WHAT YOU WILL DO:
From the material below, list every line containing "public".

[Data records]
· · · ·

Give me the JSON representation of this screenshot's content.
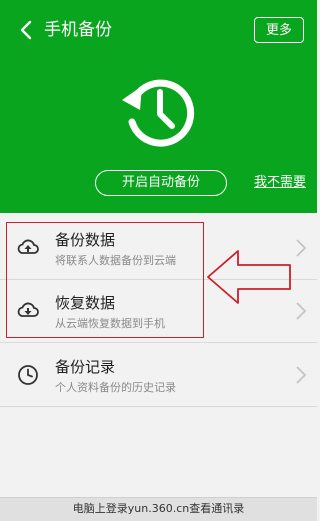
{
  "header": {
    "title": "手机备份",
    "more_label": "更多",
    "auto_backup_label": "开启自动备份",
    "no_need_label": "我不需要"
  },
  "list": {
    "items": [
      {
        "title": "备份数据",
        "subtitle": "将联系人数据备份到云端",
        "icon": "cloud-upload-icon"
      },
      {
        "title": "恢复数据",
        "subtitle": "从云端恢复数据到手机",
        "icon": "cloud-download-icon"
      },
      {
        "title": "备份记录",
        "subtitle": "个人资料备份的历史记录",
        "icon": "clock-icon"
      }
    ]
  },
  "footer": {
    "text": "电脑上登录yun.360.cn查看通讯录"
  },
  "colors": {
    "header_green": "#0aa51f",
    "annotation_red": "#cc1f2a"
  }
}
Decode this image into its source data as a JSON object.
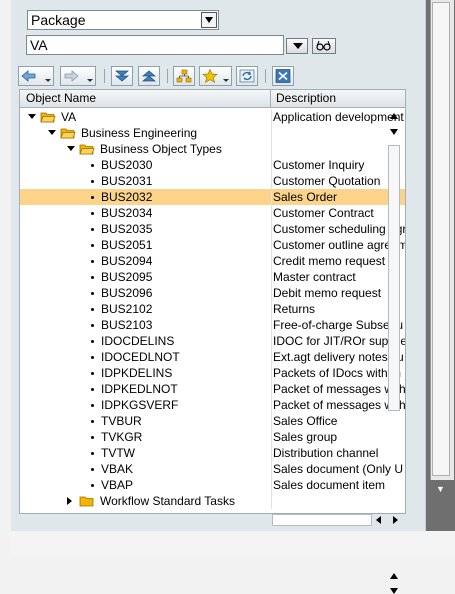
{
  "selector": {
    "value": "Package"
  },
  "object_input": {
    "value": "VA"
  },
  "columns": {
    "name": "Object Name",
    "description": "Description"
  },
  "tree": [
    {
      "name": "VA",
      "desc": "Application development",
      "level": 0,
      "type": "folder-open",
      "selected": false
    },
    {
      "name": "Business Engineering",
      "desc": "",
      "level": 1,
      "type": "folder-open",
      "selected": false
    },
    {
      "name": "Business Object Types",
      "desc": "",
      "level": 2,
      "type": "folder-open",
      "selected": false
    },
    {
      "name": "BUS2030",
      "desc": "Customer Inquiry",
      "level": 3,
      "type": "leaf",
      "selected": false
    },
    {
      "name": "BUS2031",
      "desc": "Customer Quotation",
      "level": 3,
      "type": "leaf",
      "selected": false
    },
    {
      "name": "BUS2032",
      "desc": "Sales Order",
      "level": 3,
      "type": "leaf",
      "selected": true
    },
    {
      "name": "BUS2034",
      "desc": "Customer Contract",
      "level": 3,
      "type": "leaf",
      "selected": false
    },
    {
      "name": "BUS2035",
      "desc": "Customer scheduling agr",
      "level": 3,
      "type": "leaf",
      "selected": false
    },
    {
      "name": "BUS2051",
      "desc": "Customer outline agreem",
      "level": 3,
      "type": "leaf",
      "selected": false
    },
    {
      "name": "BUS2094",
      "desc": "Credit memo request",
      "level": 3,
      "type": "leaf",
      "selected": false
    },
    {
      "name": "BUS2095",
      "desc": "Master contract",
      "level": 3,
      "type": "leaf",
      "selected": false
    },
    {
      "name": "BUS2096",
      "desc": "Debit memo request",
      "level": 3,
      "type": "leaf",
      "selected": false
    },
    {
      "name": "BUS2102",
      "desc": "Returns",
      "level": 3,
      "type": "leaf",
      "selected": false
    },
    {
      "name": "BUS2103",
      "desc": "Free-of-charge Subsequ",
      "level": 3,
      "type": "leaf",
      "selected": false
    },
    {
      "name": "IDOCDELINS",
      "desc": "IDOC for JIT/ROr supplie",
      "level": 3,
      "type": "leaf",
      "selected": false
    },
    {
      "name": "IDOCEDLNOT",
      "desc": "Ext.agt delivery notes su",
      "level": 3,
      "type": "leaf",
      "selected": false
    },
    {
      "name": "IDPKDELINS",
      "desc": "Packets of IDocs with m",
      "level": 3,
      "type": "leaf",
      "selected": false
    },
    {
      "name": "IDPKEDLNOT",
      "desc": "Packet of messages with",
      "level": 3,
      "type": "leaf",
      "selected": false
    },
    {
      "name": "IDPKGSVERF",
      "desc": "Packet of messages with",
      "level": 3,
      "type": "leaf",
      "selected": false
    },
    {
      "name": "TVBUR",
      "desc": "Sales Office",
      "level": 3,
      "type": "leaf",
      "selected": false
    },
    {
      "name": "TVKGR",
      "desc": "Sales group",
      "level": 3,
      "type": "leaf",
      "selected": false
    },
    {
      "name": "TVTW",
      "desc": "Distribution channel",
      "level": 3,
      "type": "leaf",
      "selected": false
    },
    {
      "name": "VBAK",
      "desc": "Sales document (Only U",
      "level": 3,
      "type": "leaf",
      "selected": false
    },
    {
      "name": "VBAP",
      "desc": "Sales document item",
      "level": 3,
      "type": "leaf",
      "selected": false
    },
    {
      "name": "Workflow Standard Tasks",
      "desc": "",
      "level": 2,
      "type": "folder-closed",
      "selected": false
    }
  ],
  "toolbar_icons": [
    "back-icon",
    "forward-icon",
    "expand-all-icon",
    "collapse-all-icon",
    "hierarchy-icon",
    "favorites-icon",
    "refresh-icon",
    "close-icon"
  ],
  "colors": {
    "selection": "#fbd48a",
    "folder": "#f4b400",
    "panel": "#dfe7ea"
  }
}
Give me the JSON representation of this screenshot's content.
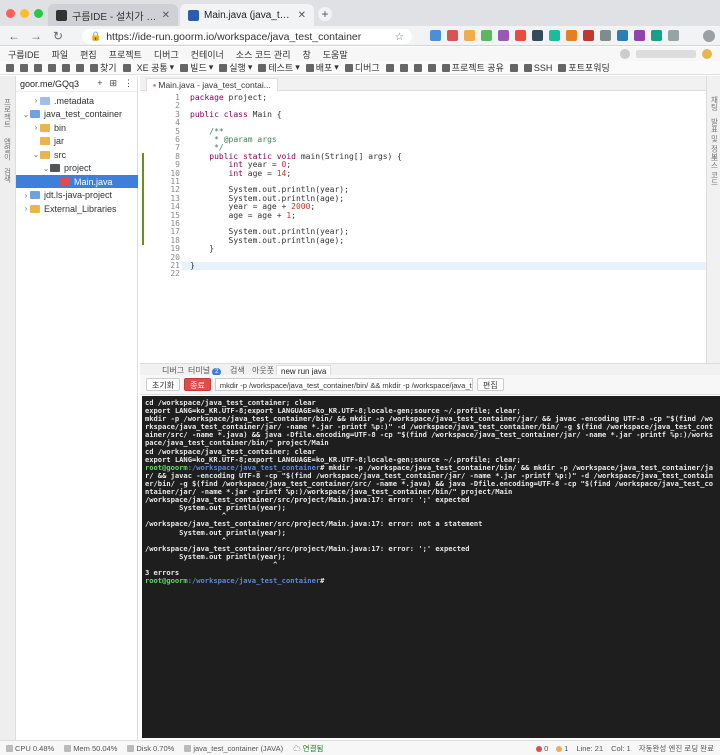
{
  "browser": {
    "tabs": [
      {
        "title": "구름IDE - 설치가 필요없는 통합개발환경 서비스",
        "active": false
      },
      {
        "title": "Main.java (java_test_container)",
        "active": true
      }
    ],
    "new_tab_glyph": "+",
    "url": "https://ide-run.goorm.io/workspace/java_test_container"
  },
  "menu": {
    "items": [
      "구름IDE",
      "파일",
      "편집",
      "프로젝트",
      "디버그",
      "컨테이너",
      "소스 코드 관리",
      "창",
      "도움말"
    ]
  },
  "toolbar": {
    "items": [
      "찾기",
      "XE 공통",
      "빌드",
      "실행",
      "테스트",
      "배포",
      "디버그",
      "프로젝트 공유",
      "SSH",
      "포트포워딩"
    ]
  },
  "left_strip": {
    "tabs": [
      "프로젝트",
      "앱얼이",
      "검색"
    ]
  },
  "right_strip": {
    "tabs": [
      "채팅",
      "발표 및 정보",
      "소스 코드"
    ]
  },
  "explorer": {
    "title": "goor.me/GQq3",
    "tree": [
      {
        "label": ".metadata",
        "depth": 1,
        "arrow": "›",
        "color": "#9fbfe8"
      },
      {
        "label": "java_test_container",
        "depth": 0,
        "arrow": "⌄",
        "color": "#6fa3e0"
      },
      {
        "label": "bin",
        "depth": 1,
        "arrow": "›",
        "color": "#e8b64c"
      },
      {
        "label": "jar",
        "depth": 1,
        "arrow": "",
        "color": "#e8b64c"
      },
      {
        "label": "src",
        "depth": 1,
        "arrow": "⌄",
        "color": "#e8b64c"
      },
      {
        "label": "project",
        "depth": 2,
        "arrow": "⌄",
        "color": "#555555"
      },
      {
        "label": "Main.java",
        "depth": 3,
        "arrow": "",
        "color": "#e34b4b"
      },
      {
        "label": "jdt.ls-java-project",
        "depth": 0,
        "arrow": "›",
        "color": "#6fa3e0"
      },
      {
        "label": "External_Libraries",
        "depth": 0,
        "arrow": "›",
        "color": "#e8b64c"
      }
    ],
    "selected_index": 6
  },
  "editor": {
    "tab_label": "Main.java - java_test_contai...",
    "current_line": 21,
    "line_numbers": [
      "1",
      "2",
      "3",
      "4",
      "5",
      "6",
      "7",
      "8",
      "9",
      "10",
      "11",
      "12",
      "13",
      "14",
      "15",
      "16",
      "17",
      "18",
      "19",
      "20",
      "21",
      "22"
    ],
    "lines": [
      "package project;",
      "",
      "public class Main {",
      "",
      "    /**",
      "     * @param args",
      "     */",
      "    public static void main(String[] args) {",
      "        int year = 0;",
      "        int age = 14;",
      "",
      "        System.out.println(year);",
      "        System.out.println(age);",
      "        year = age + 2000;",
      "        age = age + 1;",
      "",
      "        System.out.println(year);",
      "        System.out.println(age);",
      "    }",
      "",
      "}",
      ""
    ]
  },
  "bottom_panel": {
    "tabs": [
      "디버그",
      "터미널",
      "검색",
      "아웃풋",
      "new run java"
    ],
    "terminal_badge": "2",
    "active_tab": "new run java",
    "clear_button": "초기화",
    "stop_button": "종료",
    "command": "mkdir -p /workspace/java_test_container/bin/ && mkdir -p /workspace/java_test_container/jar/ && javac -encoding UTF-8",
    "edit_button": "편집"
  },
  "terminal": {
    "lines": [
      {
        "type": "plain",
        "text": "cd /workspace/java_test_container; clear"
      },
      {
        "type": "plain",
        "text": "export LANG=ko_KR.UTF-8;export LANGUAGE=ko_KR.UTF-8;locale-gen;source ~/.profile; clear;"
      },
      {
        "type": "plain",
        "text": "mkdir -p /workspace/java_test_container/bin/ && mkdir -p /workspace/java_test_container/jar/ && javac -encoding UTF-8 -cp \"$(find /workspace/java_test_container/jar/ -name *.jar -printf %p:)\" -d /workspace/java_test_container/bin/ -g $(find /workspace/java_test_container/src/ -name *.java) && java -Dfile.encoding=UTF-8 -cp \"$(find /workspace/java_test_container/jar/ -name *.jar -printf %p:)/workspace/java_test_container/bin/\" project/Main"
      },
      {
        "type": "plain",
        "text": "cd /workspace/java_test_container; clear"
      },
      {
        "type": "plain",
        "text": "export LANG=ko_KR.UTF-8;export LANGUAGE=ko_KR.UTF-8;locale-gen;source ~/.profile; clear;"
      },
      {
        "type": "prompt",
        "user": "root@goorm",
        "path": ":/workspace/java_test_container",
        "text": "# mkdir -p /workspace/java_test_container/bin/ && mkdir -p /workspace/java_test_container/jar/ && javac -encoding UTF-8 -cp \"$(find /workspace/java_test_container/jar/ -name *.jar -printf %p:)\" -d /workspace/java_test_container/bin/ -g $(find /workspace/java_test_container/src/ -name *.java) && java -Dfile.encoding=UTF-8 -cp \"$(find /workspace/java_test_container/jar/ -name *.jar -printf %p:)/workspace/java_test_container/bin/\" project/Main"
      },
      {
        "type": "plain",
        "text": "/workspace/java_test_container/src/project/Main.java:17: error: ';' expected"
      },
      {
        "type": "plain",
        "text": "        System.out println(year);"
      },
      {
        "type": "plain",
        "text": "                  ^"
      },
      {
        "type": "plain",
        "text": "/workspace/java_test_container/src/project/Main.java:17: error: not a statement"
      },
      {
        "type": "plain",
        "text": "        System.out println(year);"
      },
      {
        "type": "plain",
        "text": "                  ^"
      },
      {
        "type": "plain",
        "text": "/workspace/java_test_container/src/project/Main.java:17: error: ';' expected"
      },
      {
        "type": "plain",
        "text": "        System.out println(year);"
      },
      {
        "type": "plain",
        "text": "                              ^"
      },
      {
        "type": "plain",
        "text": "3 errors"
      },
      {
        "type": "prompt",
        "user": "root@goorm",
        "path": ":/workspace/java_test_container",
        "text": "#"
      }
    ]
  },
  "statusbar": {
    "cpu": "CPU 0.48%",
    "mem": "Mem 50.04%",
    "disk": "Disk 0.70%",
    "container": "java_test_container (JAVA)",
    "connection": "연결됨",
    "errors": "0",
    "warnings": "1",
    "line": "Line: 21",
    "col": "Col: 1",
    "status": "자동완성 엔진 로딩 완료"
  },
  "colors": {
    "accent": "#3f7fdc",
    "stop": "#e34b4b",
    "terminal_bg": "#1e1e1e",
    "prompt_user": "#5fd75f",
    "prompt_path": "#5f87d7"
  }
}
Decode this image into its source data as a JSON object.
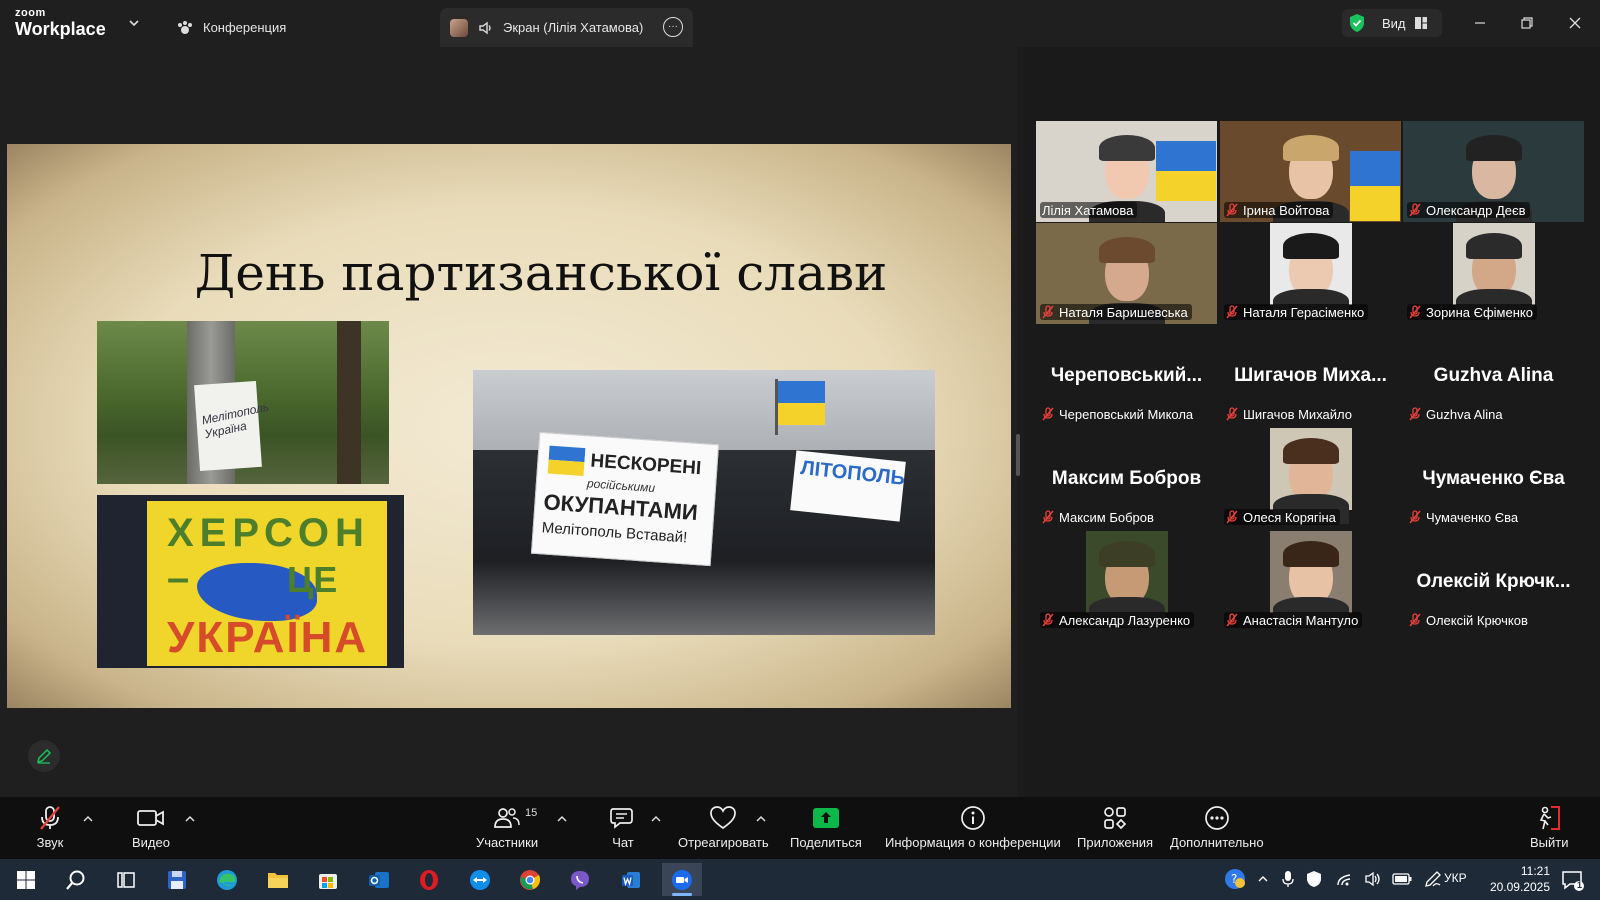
{
  "titlebar": {
    "logo_top": "zoom",
    "logo_bottom": "Workplace",
    "meeting_tab": "Конференция",
    "screen_tab": "Экран (Лілія Хатамова)",
    "view_label": "Вид"
  },
  "slide": {
    "title": "День партизанської слави",
    "photo1_note": "Мелітополь Україна",
    "photo2_line1": "ХЕРСОН –",
    "photo2_line2": "ЦЕ",
    "photo2_line3": "УКРАЇНА",
    "photo3_banner_line1": "НЕСКОРЕНІ",
    "photo3_banner_line2": "російськими",
    "photo3_banner_line3": "ОКУПАНТАМИ",
    "photo3_banner_line4": "Мелітополь Вставай!",
    "photo3_banner2": "ЛІТОПОЛЬ"
  },
  "gallery": {
    "tiles": [
      {
        "name": "Лілія Хатамова",
        "big": "",
        "video": true,
        "active": true,
        "muted": false
      },
      {
        "name": "Ірина Войтова",
        "big": "",
        "video": true,
        "active": false,
        "muted": true
      },
      {
        "name": "Олександр Деєв",
        "big": "",
        "video": true,
        "active": false,
        "muted": true
      },
      {
        "name": "Наталя Баришевська",
        "big": "",
        "video": true,
        "active": false,
        "muted": true
      },
      {
        "name": "Наталя Герасіменко",
        "big": "",
        "video": true,
        "active": false,
        "muted": true
      },
      {
        "name": "Зорина  Єфіменко",
        "big": "",
        "video": true,
        "active": false,
        "muted": true
      },
      {
        "name": "Череповський Микола",
        "big": "Череповський...",
        "video": false,
        "active": false,
        "muted": true
      },
      {
        "name": "Шигачов Михайло",
        "big": "Шигачов  Миха...",
        "video": false,
        "active": false,
        "muted": true
      },
      {
        "name": "Guzhva Alina",
        "big": "Guzhva Alina",
        "video": false,
        "active": false,
        "muted": true
      },
      {
        "name": "Максим Бобров",
        "big": "Максим Бобров",
        "video": false,
        "active": false,
        "muted": true
      },
      {
        "name": "Олеся Корягіна",
        "big": "",
        "video": true,
        "active": false,
        "muted": true
      },
      {
        "name": "Чумаченко Єва",
        "big": "Чумаченко Єва",
        "video": false,
        "active": false,
        "muted": true
      },
      {
        "name": "Александр Лазуренко",
        "big": "",
        "video": true,
        "active": false,
        "muted": true
      },
      {
        "name": "Анастасія Мантуло",
        "big": "",
        "video": true,
        "active": false,
        "muted": true
      },
      {
        "name": "Олексій Крючков",
        "big": "Олексій  Крючк...",
        "video": false,
        "active": false,
        "muted": true
      }
    ]
  },
  "toolbar": {
    "audio": "Звук",
    "video": "Видео",
    "participants": "Участники",
    "participants_count": "15",
    "chat": "Чат",
    "react": "Отреагировать",
    "share": "Поделиться",
    "info": "Информация о конференции",
    "apps": "Приложения",
    "more": "Дополнительно",
    "leave": "Выйти"
  },
  "taskbar": {
    "language": "УКР",
    "time": "11:21",
    "date": "20.09.2025",
    "notification_count": "1"
  },
  "colors": {
    "active_speaker": "#23d959",
    "share_green": "#0cb84a",
    "leave_red": "#e02d2d",
    "muted_red": "#e8413c"
  }
}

· · · ·

TASK RESPONSE:
      "public class Main {",
      "    public static void main(String[] args) {",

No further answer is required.